• **Problem requirements**
Search the material below for the word "marker". Copy every line that has it.

(Data listing)
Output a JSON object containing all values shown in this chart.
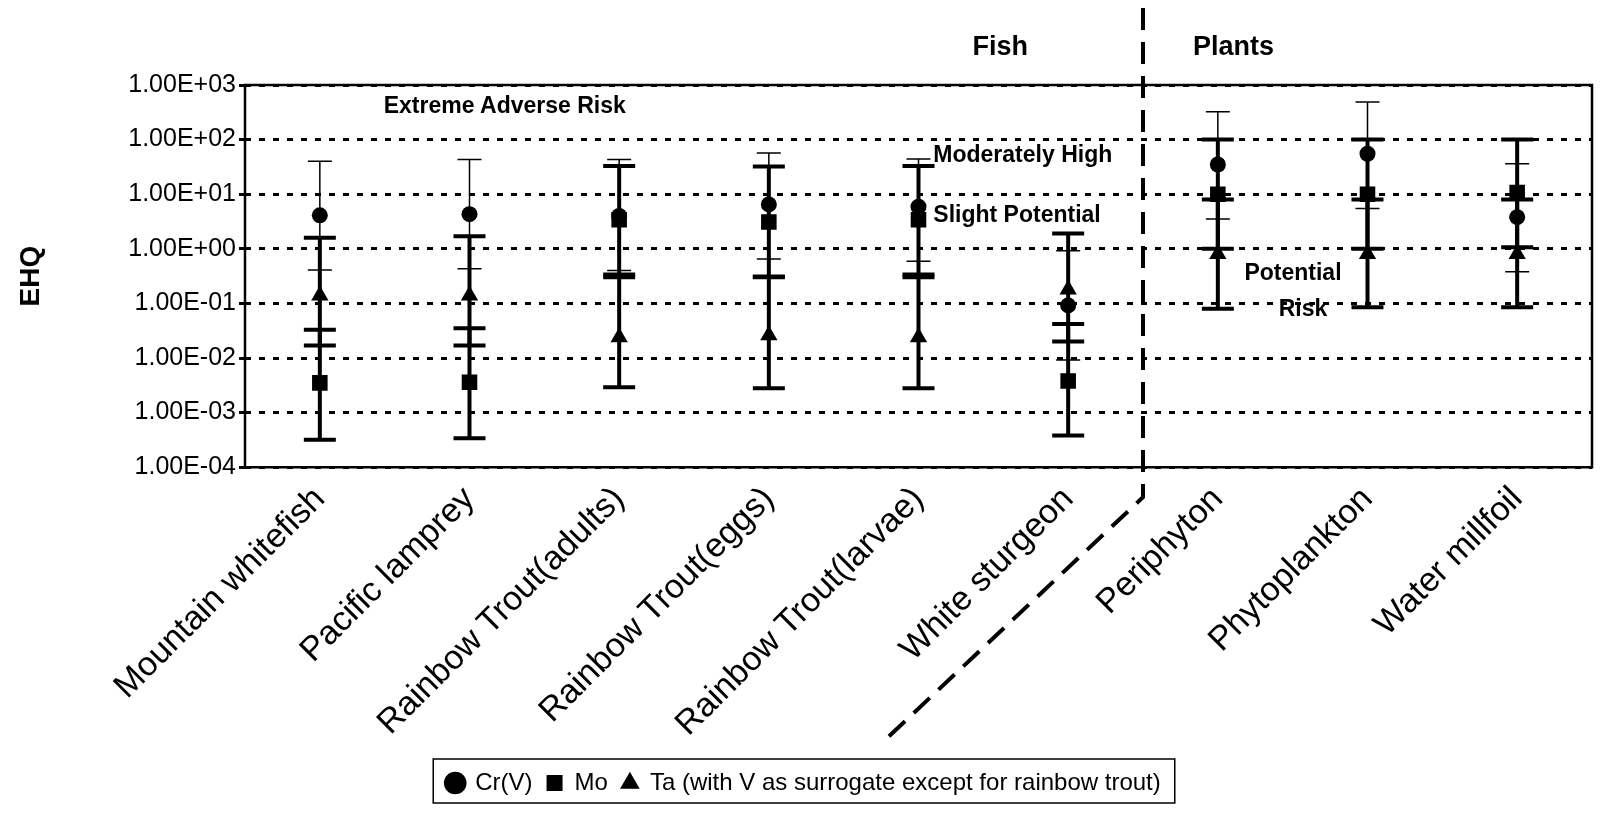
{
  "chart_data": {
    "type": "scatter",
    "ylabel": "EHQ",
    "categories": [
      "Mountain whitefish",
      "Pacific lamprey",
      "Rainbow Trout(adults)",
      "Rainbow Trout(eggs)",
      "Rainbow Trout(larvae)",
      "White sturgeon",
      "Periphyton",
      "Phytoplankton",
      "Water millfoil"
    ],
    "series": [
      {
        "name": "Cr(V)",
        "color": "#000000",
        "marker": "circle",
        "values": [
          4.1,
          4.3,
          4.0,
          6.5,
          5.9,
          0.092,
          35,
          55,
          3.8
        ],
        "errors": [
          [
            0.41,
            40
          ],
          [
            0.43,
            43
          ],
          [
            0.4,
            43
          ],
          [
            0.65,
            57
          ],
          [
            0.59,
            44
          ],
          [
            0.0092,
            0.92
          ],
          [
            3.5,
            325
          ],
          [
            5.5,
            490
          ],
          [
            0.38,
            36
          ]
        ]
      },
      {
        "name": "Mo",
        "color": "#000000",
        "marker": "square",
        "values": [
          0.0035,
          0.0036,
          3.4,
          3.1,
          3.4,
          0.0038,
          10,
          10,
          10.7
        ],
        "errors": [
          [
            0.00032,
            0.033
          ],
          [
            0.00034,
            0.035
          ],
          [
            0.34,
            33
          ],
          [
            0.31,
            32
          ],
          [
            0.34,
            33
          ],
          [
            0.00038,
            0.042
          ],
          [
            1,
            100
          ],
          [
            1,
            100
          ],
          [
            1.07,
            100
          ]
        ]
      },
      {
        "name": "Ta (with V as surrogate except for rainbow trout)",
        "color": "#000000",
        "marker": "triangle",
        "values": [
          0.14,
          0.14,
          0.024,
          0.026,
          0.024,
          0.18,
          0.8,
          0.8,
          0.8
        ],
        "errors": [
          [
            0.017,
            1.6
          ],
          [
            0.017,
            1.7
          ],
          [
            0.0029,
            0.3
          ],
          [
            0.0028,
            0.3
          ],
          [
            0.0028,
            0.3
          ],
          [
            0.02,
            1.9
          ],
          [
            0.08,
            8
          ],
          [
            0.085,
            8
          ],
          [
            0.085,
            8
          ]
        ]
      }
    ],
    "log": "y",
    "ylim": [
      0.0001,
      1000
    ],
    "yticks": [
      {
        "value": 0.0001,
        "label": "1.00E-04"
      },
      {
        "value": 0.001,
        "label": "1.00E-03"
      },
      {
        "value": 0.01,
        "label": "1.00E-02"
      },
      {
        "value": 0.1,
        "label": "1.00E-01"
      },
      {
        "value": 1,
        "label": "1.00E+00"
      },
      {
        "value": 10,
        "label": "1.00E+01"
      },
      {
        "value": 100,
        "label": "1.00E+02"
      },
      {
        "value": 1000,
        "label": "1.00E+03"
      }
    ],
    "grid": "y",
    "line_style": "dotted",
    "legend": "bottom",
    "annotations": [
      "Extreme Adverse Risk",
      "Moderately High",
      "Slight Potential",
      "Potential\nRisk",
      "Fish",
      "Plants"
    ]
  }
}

• **Finished exercise**
        "marker": "circle",
        "marker": "square",
        "marker": "triangle",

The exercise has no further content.